Provided text: Begin

Intercepting http requests in Axios

Kenneth Coffie

October 05, 2021

4 min read

One of the first libraries I reach for when anything sort of web application is axios. Axios is an http client for making requests in the browser and Node.js. One might ask, why not use the fetch api that is already built into all modern browsers? My answer is always interceptors.

Having previously worked with Angular in my past jobs, one of the niceties its' built-in client offers is the ability to capture or intercept outgoing http requests. Since React doesn't care about which libraries we use with our UI, we have to make these decisions on our own.

This means choosing something like which http client we are using is left to us and luckily enough there are plethora of options in the Javascript eco-system. Some of these include got, axios, superagent, needle and the built-in fetch api. Chances are, any of the listed options will work fine for you but sometimes you might need to intercept outgoing requests.

Why intercept?

Sometimes you want to transform an outgoing request or read some data from an http response. To be more specific, one of the most common use cases for transforming requests is to attach a token to subsequent requests after signing in.

Provided text: End

▶ Questions to answer:
**A)** Retype a passage of the Axios interceptors article without changes, beginning at the words "Why intercept?" and stopping after the words "after signing in.".
**B)** According to the Axios interceptors article, what is one of the most common use cases for transforming requests?
The data that follow come from a separate source and are unrelated to the Axios interceptors article.

Dataset content: Begin

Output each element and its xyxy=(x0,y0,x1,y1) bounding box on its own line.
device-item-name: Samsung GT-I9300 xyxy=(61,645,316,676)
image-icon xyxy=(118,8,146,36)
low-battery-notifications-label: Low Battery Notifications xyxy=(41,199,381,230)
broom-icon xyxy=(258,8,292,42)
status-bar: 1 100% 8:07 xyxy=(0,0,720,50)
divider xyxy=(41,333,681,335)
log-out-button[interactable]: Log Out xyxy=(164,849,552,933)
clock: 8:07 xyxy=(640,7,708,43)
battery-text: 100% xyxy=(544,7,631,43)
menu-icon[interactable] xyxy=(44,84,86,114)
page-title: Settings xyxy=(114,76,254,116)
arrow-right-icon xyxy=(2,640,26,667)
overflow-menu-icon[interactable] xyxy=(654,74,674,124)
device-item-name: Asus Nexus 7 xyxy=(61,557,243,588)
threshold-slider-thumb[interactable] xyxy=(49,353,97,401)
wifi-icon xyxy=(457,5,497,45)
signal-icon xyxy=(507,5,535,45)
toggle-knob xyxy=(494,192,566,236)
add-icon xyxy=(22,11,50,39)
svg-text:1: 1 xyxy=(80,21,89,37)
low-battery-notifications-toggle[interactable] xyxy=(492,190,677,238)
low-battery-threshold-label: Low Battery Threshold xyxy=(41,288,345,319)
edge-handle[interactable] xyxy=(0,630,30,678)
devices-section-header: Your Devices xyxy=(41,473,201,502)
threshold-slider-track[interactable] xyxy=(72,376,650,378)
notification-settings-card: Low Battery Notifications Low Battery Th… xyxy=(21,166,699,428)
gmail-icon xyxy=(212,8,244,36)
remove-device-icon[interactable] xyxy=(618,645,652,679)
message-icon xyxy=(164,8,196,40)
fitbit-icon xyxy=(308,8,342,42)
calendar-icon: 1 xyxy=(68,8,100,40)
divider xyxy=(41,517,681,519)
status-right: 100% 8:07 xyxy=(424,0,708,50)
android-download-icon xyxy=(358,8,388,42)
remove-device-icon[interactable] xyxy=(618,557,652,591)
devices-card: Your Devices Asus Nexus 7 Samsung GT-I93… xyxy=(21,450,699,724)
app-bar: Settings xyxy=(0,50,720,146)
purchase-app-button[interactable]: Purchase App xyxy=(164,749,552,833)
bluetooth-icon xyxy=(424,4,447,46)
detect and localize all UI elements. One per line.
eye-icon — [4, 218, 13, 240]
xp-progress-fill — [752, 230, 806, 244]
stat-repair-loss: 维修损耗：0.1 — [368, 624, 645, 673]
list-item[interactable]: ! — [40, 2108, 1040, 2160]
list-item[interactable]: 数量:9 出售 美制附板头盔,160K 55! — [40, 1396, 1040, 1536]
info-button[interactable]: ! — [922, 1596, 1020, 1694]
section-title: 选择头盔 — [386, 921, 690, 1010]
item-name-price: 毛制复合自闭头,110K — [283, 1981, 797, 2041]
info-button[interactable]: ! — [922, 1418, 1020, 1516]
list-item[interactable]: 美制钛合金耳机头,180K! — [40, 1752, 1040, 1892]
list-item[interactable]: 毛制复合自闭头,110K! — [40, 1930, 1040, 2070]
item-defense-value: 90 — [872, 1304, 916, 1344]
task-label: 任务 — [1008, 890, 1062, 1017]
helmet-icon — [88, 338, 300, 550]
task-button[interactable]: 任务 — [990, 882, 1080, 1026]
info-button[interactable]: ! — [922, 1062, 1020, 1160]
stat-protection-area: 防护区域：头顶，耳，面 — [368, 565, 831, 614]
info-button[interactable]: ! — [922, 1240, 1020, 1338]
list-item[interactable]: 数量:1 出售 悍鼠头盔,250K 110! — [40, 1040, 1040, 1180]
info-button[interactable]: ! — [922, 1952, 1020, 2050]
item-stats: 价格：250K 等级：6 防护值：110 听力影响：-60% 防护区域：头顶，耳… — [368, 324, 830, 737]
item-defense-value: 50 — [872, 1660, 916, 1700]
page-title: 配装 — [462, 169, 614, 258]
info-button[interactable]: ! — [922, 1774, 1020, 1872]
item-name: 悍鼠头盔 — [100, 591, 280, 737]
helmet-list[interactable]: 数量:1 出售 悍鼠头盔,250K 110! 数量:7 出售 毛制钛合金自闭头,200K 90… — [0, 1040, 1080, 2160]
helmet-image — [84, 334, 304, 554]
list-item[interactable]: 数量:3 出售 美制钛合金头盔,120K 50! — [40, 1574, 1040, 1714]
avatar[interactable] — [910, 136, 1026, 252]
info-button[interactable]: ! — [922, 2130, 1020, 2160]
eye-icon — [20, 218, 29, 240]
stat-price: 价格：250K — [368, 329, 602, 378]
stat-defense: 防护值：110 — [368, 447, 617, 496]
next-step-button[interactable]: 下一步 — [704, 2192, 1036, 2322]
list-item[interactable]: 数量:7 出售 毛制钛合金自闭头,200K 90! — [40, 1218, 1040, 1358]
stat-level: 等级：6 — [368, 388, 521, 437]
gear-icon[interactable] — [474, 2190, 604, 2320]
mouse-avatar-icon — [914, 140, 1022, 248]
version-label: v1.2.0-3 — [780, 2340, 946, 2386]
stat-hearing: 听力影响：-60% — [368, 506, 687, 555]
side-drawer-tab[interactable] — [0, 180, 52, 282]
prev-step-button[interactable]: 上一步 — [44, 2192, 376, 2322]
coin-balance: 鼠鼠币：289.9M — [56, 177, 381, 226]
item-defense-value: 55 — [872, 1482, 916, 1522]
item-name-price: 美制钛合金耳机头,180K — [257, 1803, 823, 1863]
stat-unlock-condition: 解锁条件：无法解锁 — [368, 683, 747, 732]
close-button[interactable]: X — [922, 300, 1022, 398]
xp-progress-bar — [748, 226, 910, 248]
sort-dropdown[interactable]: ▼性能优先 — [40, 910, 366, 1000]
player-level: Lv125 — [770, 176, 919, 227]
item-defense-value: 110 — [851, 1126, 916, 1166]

Dataset content: End

▶ Answers for each item:
**A)**
Why intercept?

Sometimes you want to transform an outgoing request or read some data from an http response. To be more specific, one of the most common use cases for transforming requests is to attach a token to subsequent requests after signing in.

**B)** Attaching a token to subsequent requests after signing in.